[Start of Provided records]

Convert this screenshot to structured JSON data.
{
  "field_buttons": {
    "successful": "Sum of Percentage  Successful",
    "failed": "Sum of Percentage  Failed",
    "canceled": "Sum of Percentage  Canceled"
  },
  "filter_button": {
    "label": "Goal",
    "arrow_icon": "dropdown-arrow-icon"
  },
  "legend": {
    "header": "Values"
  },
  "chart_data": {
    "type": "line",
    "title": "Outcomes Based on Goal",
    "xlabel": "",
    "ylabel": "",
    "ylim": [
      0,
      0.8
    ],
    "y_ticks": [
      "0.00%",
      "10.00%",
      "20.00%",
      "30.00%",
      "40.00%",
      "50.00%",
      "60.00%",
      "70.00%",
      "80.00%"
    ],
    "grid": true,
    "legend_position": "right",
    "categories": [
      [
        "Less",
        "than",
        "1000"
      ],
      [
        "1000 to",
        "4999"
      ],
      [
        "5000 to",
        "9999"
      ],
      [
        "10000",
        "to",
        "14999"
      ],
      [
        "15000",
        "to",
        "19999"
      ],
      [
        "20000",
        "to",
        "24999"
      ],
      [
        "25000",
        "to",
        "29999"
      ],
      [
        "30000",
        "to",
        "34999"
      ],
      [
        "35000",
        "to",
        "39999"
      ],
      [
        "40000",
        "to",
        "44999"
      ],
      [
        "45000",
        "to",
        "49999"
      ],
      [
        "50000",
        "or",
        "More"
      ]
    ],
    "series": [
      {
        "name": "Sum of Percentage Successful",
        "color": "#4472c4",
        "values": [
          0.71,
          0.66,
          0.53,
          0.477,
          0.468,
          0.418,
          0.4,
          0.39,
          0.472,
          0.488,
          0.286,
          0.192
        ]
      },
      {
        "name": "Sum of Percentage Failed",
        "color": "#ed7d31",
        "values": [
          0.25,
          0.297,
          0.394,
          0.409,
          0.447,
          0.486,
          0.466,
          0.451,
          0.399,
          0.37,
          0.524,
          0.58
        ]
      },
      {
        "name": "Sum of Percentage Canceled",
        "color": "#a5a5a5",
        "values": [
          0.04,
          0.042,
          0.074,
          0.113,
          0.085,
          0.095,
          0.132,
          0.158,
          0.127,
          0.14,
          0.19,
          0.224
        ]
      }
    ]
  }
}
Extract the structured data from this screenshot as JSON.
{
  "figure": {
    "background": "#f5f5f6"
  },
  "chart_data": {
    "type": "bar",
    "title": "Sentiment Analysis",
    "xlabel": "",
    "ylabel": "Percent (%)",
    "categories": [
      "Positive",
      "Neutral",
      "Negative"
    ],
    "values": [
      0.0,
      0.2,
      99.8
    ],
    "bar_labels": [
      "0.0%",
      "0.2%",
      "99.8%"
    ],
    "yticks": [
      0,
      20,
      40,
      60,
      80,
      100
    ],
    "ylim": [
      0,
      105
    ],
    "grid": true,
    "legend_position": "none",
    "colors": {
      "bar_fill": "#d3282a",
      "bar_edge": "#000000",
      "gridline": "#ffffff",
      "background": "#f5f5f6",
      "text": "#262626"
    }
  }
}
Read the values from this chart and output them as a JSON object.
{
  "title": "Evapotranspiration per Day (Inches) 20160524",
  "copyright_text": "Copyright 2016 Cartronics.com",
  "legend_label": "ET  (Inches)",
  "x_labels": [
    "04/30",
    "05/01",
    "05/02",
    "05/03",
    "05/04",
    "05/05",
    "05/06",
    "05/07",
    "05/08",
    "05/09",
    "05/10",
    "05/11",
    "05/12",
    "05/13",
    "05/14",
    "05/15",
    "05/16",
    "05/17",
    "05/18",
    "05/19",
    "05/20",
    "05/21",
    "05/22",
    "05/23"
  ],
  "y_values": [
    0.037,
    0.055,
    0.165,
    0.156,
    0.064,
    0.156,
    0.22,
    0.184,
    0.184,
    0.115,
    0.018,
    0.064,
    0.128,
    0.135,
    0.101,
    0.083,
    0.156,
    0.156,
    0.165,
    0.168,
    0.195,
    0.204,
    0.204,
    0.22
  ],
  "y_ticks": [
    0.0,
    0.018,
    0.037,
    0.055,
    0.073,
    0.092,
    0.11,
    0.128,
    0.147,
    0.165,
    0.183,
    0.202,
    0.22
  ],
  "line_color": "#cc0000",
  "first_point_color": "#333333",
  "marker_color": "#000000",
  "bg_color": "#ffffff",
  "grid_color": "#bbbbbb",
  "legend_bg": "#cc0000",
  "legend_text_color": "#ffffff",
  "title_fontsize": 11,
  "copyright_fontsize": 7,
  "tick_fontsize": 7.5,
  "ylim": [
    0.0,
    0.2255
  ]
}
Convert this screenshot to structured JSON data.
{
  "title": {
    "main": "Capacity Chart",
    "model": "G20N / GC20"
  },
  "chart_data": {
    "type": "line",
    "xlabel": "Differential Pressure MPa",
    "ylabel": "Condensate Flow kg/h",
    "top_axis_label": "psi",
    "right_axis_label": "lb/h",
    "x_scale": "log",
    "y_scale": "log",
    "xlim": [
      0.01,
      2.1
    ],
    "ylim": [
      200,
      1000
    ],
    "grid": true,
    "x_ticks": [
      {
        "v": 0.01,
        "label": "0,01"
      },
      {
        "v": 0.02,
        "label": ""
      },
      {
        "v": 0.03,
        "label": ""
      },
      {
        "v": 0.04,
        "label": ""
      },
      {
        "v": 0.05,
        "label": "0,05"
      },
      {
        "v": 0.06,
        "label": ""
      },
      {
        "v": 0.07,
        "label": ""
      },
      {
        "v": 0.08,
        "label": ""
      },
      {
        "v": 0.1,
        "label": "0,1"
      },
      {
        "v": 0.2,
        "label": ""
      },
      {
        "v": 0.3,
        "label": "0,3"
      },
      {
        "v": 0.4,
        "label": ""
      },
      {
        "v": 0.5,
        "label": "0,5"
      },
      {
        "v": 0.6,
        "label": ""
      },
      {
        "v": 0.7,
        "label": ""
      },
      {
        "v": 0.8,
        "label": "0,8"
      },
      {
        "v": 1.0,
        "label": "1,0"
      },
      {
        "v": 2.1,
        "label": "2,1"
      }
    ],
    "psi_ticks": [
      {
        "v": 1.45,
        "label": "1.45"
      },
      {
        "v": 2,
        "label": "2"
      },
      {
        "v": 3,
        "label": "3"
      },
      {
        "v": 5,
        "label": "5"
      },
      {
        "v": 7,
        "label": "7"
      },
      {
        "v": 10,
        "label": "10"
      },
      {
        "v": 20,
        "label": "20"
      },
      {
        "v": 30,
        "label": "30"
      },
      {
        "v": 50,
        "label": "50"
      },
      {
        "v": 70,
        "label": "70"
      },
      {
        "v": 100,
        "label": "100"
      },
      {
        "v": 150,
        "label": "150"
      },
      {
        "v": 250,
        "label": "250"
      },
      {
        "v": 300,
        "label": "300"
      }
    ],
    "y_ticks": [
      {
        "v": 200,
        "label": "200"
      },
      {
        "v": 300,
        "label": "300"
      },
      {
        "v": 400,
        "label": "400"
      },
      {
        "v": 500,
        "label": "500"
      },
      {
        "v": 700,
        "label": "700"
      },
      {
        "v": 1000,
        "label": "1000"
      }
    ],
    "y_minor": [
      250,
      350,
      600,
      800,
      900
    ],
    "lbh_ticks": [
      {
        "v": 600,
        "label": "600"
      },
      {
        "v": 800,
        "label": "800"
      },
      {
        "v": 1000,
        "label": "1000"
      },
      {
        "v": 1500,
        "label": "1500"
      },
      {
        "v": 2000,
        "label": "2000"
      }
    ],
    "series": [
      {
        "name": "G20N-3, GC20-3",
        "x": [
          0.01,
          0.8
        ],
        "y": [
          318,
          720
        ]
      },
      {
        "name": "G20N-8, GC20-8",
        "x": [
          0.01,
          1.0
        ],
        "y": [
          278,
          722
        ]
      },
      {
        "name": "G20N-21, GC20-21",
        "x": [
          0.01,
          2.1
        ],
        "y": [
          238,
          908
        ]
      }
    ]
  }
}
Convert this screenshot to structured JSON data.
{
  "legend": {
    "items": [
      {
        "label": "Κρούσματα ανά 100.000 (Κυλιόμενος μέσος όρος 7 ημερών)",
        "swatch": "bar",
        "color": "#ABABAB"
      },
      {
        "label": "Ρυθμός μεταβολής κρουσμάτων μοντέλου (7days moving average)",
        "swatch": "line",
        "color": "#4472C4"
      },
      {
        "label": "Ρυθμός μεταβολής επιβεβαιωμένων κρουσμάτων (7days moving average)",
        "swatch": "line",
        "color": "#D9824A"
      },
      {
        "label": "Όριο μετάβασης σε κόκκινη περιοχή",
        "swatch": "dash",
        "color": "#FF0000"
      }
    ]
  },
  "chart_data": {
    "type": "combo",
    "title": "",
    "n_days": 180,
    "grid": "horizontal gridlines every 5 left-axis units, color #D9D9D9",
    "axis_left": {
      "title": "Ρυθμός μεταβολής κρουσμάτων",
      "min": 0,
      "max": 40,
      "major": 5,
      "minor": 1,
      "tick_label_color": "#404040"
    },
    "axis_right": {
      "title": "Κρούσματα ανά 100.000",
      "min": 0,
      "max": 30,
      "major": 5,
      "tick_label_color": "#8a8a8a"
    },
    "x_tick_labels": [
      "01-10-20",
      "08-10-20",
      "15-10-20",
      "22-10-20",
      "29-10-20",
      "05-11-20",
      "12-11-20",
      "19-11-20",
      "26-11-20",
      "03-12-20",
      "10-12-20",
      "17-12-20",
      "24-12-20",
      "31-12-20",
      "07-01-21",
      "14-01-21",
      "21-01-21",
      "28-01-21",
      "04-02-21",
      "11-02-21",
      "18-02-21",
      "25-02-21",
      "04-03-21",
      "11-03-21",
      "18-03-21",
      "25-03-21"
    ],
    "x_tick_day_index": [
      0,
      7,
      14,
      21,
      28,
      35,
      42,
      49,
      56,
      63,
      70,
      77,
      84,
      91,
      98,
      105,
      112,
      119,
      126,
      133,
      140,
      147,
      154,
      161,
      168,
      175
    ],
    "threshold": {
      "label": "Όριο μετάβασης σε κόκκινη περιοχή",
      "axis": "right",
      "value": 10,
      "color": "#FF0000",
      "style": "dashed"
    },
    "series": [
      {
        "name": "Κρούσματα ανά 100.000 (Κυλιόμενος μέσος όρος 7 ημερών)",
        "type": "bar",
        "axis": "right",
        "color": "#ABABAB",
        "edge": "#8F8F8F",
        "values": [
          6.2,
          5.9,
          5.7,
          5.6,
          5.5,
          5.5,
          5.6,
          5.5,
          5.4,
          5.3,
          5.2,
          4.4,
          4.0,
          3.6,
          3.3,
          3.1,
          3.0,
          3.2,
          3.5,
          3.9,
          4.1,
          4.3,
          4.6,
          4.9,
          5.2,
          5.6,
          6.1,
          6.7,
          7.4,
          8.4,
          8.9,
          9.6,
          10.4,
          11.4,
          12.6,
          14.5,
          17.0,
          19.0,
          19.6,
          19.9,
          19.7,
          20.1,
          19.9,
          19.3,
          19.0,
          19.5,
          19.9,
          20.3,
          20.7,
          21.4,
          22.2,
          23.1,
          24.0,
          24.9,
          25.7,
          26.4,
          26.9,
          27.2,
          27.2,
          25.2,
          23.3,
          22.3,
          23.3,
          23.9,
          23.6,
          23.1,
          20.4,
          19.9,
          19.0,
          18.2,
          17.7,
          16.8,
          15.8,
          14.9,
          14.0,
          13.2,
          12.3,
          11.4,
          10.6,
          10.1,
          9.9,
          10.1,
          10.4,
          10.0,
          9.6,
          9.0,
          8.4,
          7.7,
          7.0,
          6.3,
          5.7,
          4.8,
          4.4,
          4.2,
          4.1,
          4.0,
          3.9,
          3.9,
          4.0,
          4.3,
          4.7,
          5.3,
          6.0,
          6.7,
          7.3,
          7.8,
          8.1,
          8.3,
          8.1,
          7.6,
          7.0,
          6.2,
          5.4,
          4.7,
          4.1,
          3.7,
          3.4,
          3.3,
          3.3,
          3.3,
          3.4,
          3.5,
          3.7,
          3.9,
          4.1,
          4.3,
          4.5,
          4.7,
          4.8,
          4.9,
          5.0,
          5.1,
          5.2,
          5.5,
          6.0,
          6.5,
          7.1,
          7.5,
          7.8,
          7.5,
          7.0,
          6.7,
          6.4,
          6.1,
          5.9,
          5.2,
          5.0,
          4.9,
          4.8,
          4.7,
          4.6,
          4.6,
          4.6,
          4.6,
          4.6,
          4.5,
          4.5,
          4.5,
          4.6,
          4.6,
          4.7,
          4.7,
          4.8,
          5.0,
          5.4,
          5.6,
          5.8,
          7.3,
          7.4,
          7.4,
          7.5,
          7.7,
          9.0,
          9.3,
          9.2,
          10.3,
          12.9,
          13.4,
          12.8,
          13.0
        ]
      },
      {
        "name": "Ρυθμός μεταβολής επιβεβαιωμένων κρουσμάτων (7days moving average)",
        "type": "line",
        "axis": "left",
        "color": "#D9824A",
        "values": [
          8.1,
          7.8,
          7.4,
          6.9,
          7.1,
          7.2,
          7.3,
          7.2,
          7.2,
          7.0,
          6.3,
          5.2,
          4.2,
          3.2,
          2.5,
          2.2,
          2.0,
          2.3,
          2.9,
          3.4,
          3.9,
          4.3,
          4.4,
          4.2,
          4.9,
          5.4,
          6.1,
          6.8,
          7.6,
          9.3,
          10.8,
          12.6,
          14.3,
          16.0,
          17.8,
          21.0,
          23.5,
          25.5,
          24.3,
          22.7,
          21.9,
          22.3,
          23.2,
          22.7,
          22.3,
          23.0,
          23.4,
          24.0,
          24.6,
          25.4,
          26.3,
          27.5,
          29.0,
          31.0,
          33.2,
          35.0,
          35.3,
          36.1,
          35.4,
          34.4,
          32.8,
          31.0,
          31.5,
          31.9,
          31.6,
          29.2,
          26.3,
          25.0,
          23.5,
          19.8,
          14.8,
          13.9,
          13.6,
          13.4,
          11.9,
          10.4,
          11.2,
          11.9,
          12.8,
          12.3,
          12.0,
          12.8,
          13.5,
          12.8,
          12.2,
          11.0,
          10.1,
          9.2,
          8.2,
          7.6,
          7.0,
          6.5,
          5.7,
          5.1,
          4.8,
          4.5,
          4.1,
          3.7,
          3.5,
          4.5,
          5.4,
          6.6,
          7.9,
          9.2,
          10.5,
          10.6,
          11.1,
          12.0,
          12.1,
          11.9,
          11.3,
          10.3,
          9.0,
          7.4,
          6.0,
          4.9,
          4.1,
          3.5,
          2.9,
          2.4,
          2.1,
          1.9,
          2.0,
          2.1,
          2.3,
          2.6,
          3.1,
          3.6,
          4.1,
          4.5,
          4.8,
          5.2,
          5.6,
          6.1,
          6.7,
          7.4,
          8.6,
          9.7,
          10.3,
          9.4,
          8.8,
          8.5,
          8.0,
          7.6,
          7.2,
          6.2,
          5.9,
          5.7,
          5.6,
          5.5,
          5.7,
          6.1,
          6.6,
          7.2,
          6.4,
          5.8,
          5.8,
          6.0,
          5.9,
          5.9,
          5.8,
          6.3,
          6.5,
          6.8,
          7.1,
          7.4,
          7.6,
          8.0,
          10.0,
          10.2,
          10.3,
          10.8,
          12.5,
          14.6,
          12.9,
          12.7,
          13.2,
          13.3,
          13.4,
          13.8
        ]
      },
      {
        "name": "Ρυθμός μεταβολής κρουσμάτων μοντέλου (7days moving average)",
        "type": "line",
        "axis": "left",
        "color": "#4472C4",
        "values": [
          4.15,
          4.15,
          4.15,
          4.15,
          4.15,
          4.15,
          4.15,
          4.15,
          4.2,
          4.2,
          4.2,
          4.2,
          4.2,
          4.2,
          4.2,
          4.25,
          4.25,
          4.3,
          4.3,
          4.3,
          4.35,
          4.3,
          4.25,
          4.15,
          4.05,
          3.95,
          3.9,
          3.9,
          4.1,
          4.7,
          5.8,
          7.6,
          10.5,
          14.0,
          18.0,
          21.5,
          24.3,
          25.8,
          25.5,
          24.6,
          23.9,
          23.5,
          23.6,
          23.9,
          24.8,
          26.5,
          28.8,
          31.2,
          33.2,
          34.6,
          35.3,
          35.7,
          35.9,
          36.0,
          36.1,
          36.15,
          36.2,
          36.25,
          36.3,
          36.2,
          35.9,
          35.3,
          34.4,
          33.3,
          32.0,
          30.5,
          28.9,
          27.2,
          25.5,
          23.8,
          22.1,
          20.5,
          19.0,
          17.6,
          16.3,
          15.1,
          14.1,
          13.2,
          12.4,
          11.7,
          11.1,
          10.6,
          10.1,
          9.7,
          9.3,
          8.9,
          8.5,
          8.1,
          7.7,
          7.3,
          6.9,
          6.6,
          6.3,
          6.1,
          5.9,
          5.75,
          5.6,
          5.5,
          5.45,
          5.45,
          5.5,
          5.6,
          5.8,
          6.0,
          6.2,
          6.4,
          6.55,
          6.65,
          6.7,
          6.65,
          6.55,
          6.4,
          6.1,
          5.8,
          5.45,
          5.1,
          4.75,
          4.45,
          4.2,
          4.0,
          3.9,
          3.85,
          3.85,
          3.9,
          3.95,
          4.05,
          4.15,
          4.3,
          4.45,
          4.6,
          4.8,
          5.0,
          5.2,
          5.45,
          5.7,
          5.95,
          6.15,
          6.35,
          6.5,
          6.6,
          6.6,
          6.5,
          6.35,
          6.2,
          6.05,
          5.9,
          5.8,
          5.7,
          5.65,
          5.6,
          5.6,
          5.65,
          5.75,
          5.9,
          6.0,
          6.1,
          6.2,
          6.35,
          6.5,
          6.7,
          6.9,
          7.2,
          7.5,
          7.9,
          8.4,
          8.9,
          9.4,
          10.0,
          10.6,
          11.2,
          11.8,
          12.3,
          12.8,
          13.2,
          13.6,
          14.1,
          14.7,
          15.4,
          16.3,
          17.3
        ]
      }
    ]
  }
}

[End of Provided records]

*What you will do*.
Show each line holding the word "Canceled".

*Result for this task*.
    "canceled": "Sum of Percentage  Canceled"
        "name": "Sum of Percentage Canceled",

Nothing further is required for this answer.